[Extracted data entries]
────

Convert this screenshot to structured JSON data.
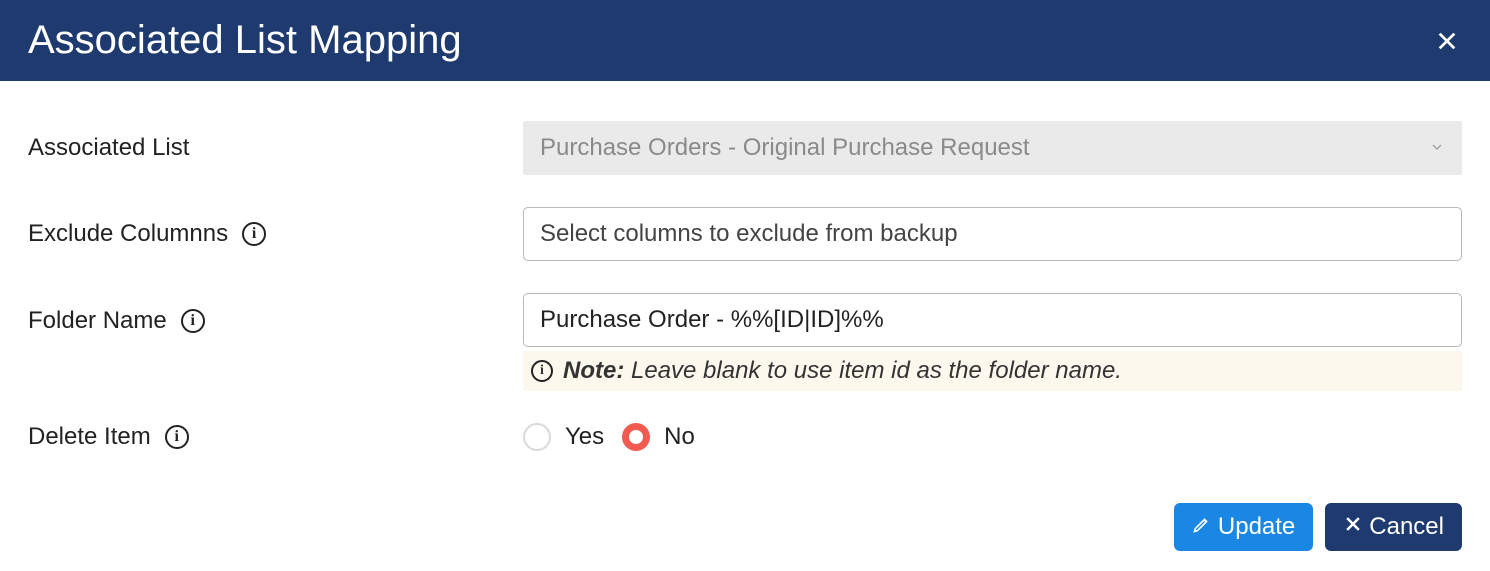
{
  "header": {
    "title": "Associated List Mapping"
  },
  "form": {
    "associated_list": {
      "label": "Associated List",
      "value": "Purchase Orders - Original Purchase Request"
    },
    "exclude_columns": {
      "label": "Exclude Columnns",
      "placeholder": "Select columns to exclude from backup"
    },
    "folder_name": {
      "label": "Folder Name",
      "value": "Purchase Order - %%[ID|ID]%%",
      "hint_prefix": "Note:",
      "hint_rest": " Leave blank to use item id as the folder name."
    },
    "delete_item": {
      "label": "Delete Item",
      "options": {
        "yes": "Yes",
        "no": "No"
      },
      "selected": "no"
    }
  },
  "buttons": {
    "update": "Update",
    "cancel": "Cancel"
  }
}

────

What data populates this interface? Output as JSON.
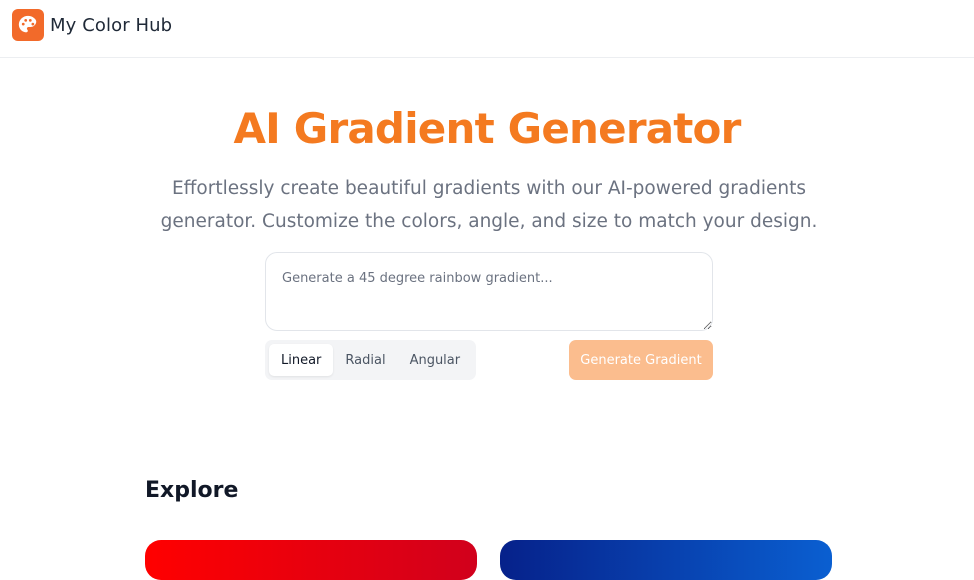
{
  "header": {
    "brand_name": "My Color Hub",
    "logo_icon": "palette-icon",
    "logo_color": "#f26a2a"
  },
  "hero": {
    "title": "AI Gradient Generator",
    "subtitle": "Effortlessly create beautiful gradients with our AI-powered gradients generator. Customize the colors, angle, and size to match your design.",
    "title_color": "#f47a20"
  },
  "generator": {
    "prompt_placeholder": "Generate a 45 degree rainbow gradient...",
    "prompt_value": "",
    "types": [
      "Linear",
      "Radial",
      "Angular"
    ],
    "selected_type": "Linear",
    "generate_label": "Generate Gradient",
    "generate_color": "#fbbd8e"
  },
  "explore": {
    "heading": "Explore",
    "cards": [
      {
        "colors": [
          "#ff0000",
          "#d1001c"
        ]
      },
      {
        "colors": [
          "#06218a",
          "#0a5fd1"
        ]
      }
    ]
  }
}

────

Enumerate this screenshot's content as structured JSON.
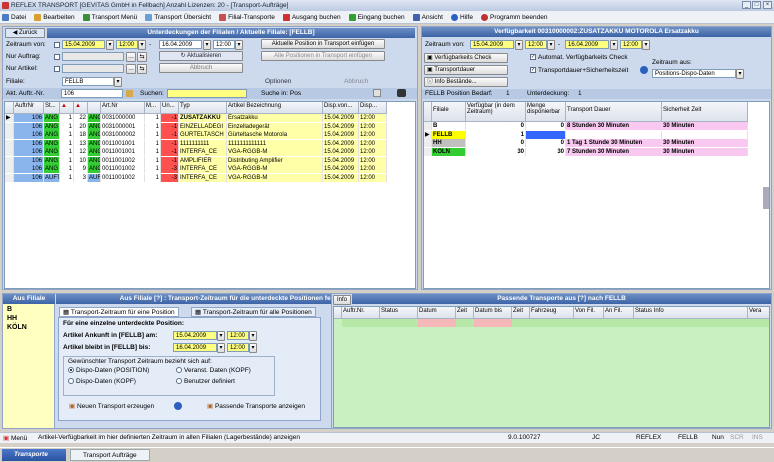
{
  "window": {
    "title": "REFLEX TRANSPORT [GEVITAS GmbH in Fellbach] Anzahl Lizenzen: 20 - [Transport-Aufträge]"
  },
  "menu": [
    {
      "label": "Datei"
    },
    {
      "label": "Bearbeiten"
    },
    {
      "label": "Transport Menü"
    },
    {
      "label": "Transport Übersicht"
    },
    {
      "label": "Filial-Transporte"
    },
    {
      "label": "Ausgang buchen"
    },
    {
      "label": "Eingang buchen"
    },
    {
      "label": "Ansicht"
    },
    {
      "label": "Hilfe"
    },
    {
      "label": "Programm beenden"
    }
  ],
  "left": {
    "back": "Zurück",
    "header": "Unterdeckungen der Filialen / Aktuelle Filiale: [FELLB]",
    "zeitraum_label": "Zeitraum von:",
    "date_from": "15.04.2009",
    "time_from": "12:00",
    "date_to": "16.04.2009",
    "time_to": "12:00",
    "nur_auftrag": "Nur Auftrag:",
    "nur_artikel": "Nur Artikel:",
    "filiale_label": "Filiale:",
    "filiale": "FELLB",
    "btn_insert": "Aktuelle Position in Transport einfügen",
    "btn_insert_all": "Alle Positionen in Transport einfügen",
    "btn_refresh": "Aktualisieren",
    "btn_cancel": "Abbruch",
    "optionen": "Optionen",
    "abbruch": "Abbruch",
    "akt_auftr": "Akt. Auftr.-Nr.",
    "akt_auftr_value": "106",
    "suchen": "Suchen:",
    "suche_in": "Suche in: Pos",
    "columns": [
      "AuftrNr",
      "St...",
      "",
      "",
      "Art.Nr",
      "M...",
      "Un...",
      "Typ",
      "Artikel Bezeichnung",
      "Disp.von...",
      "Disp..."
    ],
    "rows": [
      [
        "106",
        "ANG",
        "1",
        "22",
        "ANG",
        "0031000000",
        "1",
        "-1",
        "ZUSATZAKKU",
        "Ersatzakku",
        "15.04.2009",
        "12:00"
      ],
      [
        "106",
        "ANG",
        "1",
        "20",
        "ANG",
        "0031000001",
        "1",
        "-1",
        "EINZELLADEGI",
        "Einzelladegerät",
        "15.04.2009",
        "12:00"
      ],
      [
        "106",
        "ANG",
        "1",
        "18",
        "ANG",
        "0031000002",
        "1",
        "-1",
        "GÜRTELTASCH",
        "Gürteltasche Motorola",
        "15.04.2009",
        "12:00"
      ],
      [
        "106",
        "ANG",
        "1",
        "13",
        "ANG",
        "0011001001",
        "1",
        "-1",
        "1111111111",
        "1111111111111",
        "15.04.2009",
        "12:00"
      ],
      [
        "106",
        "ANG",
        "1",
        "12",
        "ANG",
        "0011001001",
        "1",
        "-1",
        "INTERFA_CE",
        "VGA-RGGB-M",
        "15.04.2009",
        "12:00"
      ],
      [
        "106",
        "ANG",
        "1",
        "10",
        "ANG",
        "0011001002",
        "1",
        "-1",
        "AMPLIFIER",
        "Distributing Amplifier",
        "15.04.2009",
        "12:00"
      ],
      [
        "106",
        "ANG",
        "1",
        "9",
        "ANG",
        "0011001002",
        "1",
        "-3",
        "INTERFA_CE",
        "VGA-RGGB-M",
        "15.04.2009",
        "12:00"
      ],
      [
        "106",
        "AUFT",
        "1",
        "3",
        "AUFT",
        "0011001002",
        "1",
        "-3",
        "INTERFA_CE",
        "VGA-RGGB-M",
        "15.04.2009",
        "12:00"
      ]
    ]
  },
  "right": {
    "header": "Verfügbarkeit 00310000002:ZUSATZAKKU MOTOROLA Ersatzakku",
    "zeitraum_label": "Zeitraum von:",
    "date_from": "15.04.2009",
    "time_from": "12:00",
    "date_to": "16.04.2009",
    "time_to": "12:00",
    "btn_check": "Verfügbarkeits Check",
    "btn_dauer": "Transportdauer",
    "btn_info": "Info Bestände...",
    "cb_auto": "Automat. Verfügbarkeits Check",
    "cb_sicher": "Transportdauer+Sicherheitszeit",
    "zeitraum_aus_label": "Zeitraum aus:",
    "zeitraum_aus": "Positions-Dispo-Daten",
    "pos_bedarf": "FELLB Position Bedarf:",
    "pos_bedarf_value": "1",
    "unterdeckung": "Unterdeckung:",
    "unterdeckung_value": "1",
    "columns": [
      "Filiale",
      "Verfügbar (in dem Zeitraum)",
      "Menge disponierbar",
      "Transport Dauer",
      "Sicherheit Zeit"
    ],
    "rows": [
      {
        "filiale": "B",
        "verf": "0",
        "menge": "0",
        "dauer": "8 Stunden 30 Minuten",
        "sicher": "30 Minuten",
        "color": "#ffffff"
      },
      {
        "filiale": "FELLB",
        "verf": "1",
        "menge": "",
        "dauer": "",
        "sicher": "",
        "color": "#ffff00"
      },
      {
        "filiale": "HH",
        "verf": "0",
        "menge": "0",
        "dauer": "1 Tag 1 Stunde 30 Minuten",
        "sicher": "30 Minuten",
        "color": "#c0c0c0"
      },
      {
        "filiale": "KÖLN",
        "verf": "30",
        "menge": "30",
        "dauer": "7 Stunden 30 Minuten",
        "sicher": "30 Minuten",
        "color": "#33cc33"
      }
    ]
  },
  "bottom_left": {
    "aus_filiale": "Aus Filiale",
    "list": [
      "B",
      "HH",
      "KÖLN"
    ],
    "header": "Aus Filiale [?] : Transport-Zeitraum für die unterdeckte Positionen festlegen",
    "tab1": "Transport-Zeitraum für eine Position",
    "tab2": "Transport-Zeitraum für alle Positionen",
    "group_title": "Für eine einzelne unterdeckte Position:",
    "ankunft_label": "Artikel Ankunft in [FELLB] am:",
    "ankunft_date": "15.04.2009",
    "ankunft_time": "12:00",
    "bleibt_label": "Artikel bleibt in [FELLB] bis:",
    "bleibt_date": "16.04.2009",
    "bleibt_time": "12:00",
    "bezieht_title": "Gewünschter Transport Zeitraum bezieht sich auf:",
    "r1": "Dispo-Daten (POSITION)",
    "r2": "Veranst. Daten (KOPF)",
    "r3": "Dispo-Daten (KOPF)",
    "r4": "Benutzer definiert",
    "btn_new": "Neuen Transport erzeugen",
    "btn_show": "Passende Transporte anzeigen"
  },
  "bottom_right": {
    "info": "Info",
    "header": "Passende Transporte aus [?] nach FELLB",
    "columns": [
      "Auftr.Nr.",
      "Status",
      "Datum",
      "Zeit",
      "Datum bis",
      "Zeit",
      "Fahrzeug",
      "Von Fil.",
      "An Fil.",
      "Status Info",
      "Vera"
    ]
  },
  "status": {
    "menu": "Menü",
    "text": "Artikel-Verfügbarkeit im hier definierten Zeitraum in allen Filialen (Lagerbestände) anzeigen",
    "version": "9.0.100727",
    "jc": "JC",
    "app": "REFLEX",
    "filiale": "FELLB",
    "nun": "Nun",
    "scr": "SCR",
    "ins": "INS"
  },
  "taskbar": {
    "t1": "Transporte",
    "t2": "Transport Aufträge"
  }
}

────

» **Do this**: Scan the records above for the string "JSON", then select every line that holds it.

» **Response**:
Convert this screenshot to structured JSON data.
What data populates this interface? Output as JSON.
Enumerate this screenshot's content as structured JSON.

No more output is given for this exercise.